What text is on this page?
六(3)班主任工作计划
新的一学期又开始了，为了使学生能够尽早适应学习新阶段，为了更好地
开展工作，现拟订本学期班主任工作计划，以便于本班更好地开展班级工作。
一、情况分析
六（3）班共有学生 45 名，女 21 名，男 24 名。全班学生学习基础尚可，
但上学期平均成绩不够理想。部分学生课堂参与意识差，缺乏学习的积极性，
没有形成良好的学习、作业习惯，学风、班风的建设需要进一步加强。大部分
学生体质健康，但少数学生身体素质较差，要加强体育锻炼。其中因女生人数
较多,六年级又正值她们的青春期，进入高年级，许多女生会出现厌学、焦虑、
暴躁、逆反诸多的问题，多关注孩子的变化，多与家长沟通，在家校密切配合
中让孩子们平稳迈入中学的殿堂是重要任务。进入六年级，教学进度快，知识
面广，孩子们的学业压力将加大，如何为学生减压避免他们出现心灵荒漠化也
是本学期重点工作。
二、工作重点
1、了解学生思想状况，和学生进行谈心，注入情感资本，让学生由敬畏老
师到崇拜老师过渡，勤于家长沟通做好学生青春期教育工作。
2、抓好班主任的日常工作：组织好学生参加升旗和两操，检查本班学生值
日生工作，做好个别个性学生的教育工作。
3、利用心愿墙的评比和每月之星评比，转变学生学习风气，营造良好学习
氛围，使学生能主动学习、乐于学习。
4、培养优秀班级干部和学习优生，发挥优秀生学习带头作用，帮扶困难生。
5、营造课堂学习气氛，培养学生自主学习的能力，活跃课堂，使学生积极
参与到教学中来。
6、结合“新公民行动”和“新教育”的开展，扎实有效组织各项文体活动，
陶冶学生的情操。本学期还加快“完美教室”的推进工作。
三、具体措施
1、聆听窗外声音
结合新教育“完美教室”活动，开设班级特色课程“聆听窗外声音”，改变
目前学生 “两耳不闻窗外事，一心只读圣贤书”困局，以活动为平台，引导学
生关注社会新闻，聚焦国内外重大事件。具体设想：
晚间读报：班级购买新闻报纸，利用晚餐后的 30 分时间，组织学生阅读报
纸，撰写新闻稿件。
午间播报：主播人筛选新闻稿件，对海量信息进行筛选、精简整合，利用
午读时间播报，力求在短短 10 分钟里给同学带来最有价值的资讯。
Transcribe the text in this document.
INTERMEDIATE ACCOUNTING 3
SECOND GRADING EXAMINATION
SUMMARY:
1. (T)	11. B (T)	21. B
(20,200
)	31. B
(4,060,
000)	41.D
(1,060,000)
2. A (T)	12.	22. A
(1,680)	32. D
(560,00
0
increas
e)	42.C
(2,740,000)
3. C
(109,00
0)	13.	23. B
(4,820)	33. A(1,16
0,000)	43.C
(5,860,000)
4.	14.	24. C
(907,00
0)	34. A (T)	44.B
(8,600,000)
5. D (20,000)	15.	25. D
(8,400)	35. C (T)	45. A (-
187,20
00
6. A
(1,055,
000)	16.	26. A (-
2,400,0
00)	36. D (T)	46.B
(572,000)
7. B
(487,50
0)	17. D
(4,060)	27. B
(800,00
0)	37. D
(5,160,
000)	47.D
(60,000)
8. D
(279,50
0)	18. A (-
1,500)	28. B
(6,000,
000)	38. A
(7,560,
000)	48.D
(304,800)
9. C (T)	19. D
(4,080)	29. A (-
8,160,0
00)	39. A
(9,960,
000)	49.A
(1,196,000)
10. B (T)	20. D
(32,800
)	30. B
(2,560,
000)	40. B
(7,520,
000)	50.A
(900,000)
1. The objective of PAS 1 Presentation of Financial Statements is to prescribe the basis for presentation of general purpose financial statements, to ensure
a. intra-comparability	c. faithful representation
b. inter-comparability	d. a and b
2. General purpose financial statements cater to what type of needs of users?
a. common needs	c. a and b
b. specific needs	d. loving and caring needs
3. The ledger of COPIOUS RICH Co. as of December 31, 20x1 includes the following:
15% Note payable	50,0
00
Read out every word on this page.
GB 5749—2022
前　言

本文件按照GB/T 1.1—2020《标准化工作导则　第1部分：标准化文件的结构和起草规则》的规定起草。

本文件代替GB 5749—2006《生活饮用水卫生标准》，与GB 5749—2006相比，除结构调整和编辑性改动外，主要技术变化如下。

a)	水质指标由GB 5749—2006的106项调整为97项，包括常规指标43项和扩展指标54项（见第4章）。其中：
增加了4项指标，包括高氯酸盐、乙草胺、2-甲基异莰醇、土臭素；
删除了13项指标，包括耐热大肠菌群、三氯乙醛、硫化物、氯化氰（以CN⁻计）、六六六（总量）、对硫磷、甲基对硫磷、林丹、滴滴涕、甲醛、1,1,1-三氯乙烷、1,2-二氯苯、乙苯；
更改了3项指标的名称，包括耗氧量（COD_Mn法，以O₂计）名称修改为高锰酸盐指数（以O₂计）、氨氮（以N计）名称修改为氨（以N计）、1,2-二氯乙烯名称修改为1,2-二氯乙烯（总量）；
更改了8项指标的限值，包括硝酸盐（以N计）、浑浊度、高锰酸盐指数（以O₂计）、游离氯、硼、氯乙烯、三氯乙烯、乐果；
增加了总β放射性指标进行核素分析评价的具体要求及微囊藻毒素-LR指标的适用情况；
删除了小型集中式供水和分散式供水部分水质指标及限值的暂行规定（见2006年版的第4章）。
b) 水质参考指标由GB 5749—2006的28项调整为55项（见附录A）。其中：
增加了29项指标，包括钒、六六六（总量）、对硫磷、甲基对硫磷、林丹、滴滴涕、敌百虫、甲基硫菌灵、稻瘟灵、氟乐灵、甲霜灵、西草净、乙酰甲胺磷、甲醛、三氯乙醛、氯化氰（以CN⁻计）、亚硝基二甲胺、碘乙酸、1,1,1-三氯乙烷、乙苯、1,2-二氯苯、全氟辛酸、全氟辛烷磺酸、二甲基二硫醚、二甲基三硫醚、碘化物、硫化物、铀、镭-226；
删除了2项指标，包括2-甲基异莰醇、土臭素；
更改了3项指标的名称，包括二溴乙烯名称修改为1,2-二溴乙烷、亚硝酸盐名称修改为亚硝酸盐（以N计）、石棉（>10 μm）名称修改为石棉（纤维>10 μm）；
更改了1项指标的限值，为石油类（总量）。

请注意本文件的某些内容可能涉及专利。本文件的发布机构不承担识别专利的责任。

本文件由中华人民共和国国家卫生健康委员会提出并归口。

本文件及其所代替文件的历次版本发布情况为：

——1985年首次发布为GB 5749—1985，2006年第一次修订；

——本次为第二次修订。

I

• • •

**Required task**
Reproduce the material above exactly; please quote every line of it.

**Solved exercise**
What text is on this page?
六(3)班主任工作计划
新的一学期又开始了，为了使学生能够尽早适应学习新阶段，为了更好地
开展工作，现拟订本学期班主任工作计划，以便于本班更好地开展班级工作。
一、情况分析
六（3）班共有学生 45 名，女 21 名，男 24 名。全班学生学习基础尚可，
但上学期平均成绩不够理想。部分学生课堂参与意识差，缺乏学习的积极性，
没有形成良好的学习、作业习惯，学风、班风的建设需要进一步加强。大部分
学生体质健康，但少数学生身体素质较差，要加强体育锻炼。其中因女生人数
较多,六年级又正值她们的青春期，进入高年级，许多女生会出现厌学、焦虑、
暴躁、逆反诸多的问题，多关注孩子的变化，多与家长沟通，在家校密切配合
中让孩子们平稳迈入中学的殿堂是重要任务。进入六年级，教学进度快，知识
面广，孩子们的学业压力将加大，如何为学生减压避免他们出现心灵荒漠化也
是本学期重点工作。
二、工作重点
1、了解学生思想状况，和学生进行谈心，注入情感资本，让学生由敬畏老
师到崇拜老师过渡，勤于家长沟通做好学生青春期教育工作。
2、抓好班主任的日常工作：组织好学生参加升旗和两操，检查本班学生值
日生工作，做好个别个性学生的教育工作。
3、利用心愿墙的评比和每月之星评比，转变学生学习风气，营造良好学习
氛围，使学生能主动学习、乐于学习。
4、培养优秀班级干部和学习优生，发挥优秀生学习带头作用，帮扶困难生。
5、营造课堂学习气氛，培养学生自主学习的能力，活跃课堂，使学生积极
参与到教学中来。
6、结合“新公民行动”和“新教育”的开展，扎实有效组织各项文体活动，
陶冶学生的情操。本学期还加快“完美教室”的推进工作。
三、具体措施
1、聆听窗外声音
结合新教育“完美教室”活动，开设班级特色课程“聆听窗外声音”，改变
目前学生 “两耳不闻窗外事，一心只读圣贤书”困局，以活动为平台，引导学
生关注社会新闻，聚焦国内外重大事件。具体设想：
晚间读报：班级购买新闻报纸，利用晚餐后的 30 分时间，组织学生阅读报
纸，撰写新闻稿件。
午间播报：主播人筛选新闻稿件，对海量信息进行筛选、精简整合，利用
午读时间播报，力求在短短 10 分钟里给同学带来最有价值的资讯。
Transcribe the text in this document.
INTERMEDIATE ACCOUNTING 3
SECOND GRADING EXAMINATION
SUMMARY:
1. (T)	11. B (T)	21. B
(20,200
)	31. B
(4,060,
000)	41.D
(1,060,000)
2. A (T)	12.	22. A
(1,680)	32. D
(560,00
0
increas
e)	42.C
(2,740,000)
3. C
(109,00
0)	13.	23. B
(4,820)	33. A(1,16
0,000)	43.C
(5,860,000)
4.	14.	24. C
(907,00
0)	34. A (T)	44.B
(8,600,000)
5. D (20,000)	15.	25. D
(8,400)	35. C (T)	45. A (-
187,20
00
6. A
(1,055,
000)	16.	26. A (-
2,400,0
00)	36. D (T)	46.B
(572,000)
7. B
(487,50
0)	17. D
(4,060)	27. B
(800,00
0)	37. D
(5,160,
000)	47.D
(60,000)
8. D
(279,50
0)	18. A (-
1,500)	28. B
(6,000,
000)	38. A
(7,560,
000)	48.D
(304,800)
9. C (T)	19. D
(4,080)	29. A (-
8,160,0
00)	39. A
(9,960,
000)	49.A
(1,196,000)
10. B (T)	20. D
(32,800
)	30. B
(2,560,
000)	40. B
(7,520,
000)	50.A
(900,000)
1. The objective of PAS 1 Presentation of Financial Statements is to prescribe the basis for presentation of general purpose financial statements, to ensure
a. intra-comparability	c. faithful representation
b. inter-comparability	d. a and b
2. General purpose financial statements cater to what type of needs of users?
a. common needs	c. a and b
b. specific needs	d. loving and caring needs
3. The ledger of COPIOUS RICH Co. as of December 31, 20x1 includes the following:
15% Note payable	50,0
00
Read out every word on this page.
GB 5749—2022
前　言

本文件按照GB/T 1.1—2020《标准化工作导则　第1部分：标准化文件的结构和起草规则》的规定起草。

本文件代替GB 5749—2006《生活饮用水卫生标准》，与GB 5749—2006相比，除结构调整和编辑性改动外，主要技术变化如下。

a)	水质指标由GB 5749—2006的106项调整为97项，包括常规指标43项和扩展指标54项（见第4章）。其中：
增加了4项指标，包括高氯酸盐、乙草胺、2-甲基异莰醇、土臭素；
删除了13项指标，包括耐热大肠菌群、三氯乙醛、硫化物、氯化氰（以CN⁻计）、六六六（总量）、对硫磷、甲基对硫磷、林丹、滴滴涕、甲醛、1,1,1-三氯乙烷、1,2-二氯苯、乙苯；
更改了3项指标的名称，包括耗氧量（COD_Mn法，以O₂计）名称修改为高锰酸盐指数（以O₂计）、氨氮（以N计）名称修改为氨（以N计）、1,2-二氯乙烯名称修改为1,2-二氯乙烯（总量）；
更改了8项指标的限值，包括硝酸盐（以N计）、浑浊度、高锰酸盐指数（以O₂计）、游离氯、硼、氯乙烯、三氯乙烯、乐果；
增加了总β放射性指标进行核素分析评价的具体要求及微囊藻毒素-LR指标的适用情况；
删除了小型集中式供水和分散式供水部分水质指标及限值的暂行规定（见2006年版的第4章）。
b) 水质参考指标由GB 5749—2006的28项调整为55项（见附录A）。其中：
增加了29项指标，包括钒、六六六（总量）、对硫磷、甲基对硫磷、林丹、滴滴涕、敌百虫、甲基硫菌灵、稻瘟灵、氟乐灵、甲霜灵、西草净、乙酰甲胺磷、甲醛、三氯乙醛、氯化氰（以CN⁻计）、亚硝基二甲胺、碘乙酸、1,1,1-三氯乙烷、乙苯、1,2-二氯苯、全氟辛酸、全氟辛烷磺酸、二甲基二硫醚、二甲基三硫醚、碘化物、硫化物、铀、镭-226；
删除了2项指标，包括2-甲基异莰醇、土臭素；
更改了3项指标的名称，包括二溴乙烯名称修改为1,2-二溴乙烷、亚硝酸盐名称修改为亚硝酸盐（以N计）、石棉（>10 μm）名称修改为石棉（纤维>10 μm）；
更改了1项指标的限值，为石油类（总量）。

请注意本文件的某些内容可能涉及专利。本文件的发布机构不承担识别专利的责任。

本文件由中华人民共和国国家卫生健康委员会提出并归口。

本文件及其所代替文件的历次版本发布情况为：

——1985年首次发布为GB 5749—1985，2006年第一次修订；

——本次为第二次修订。

I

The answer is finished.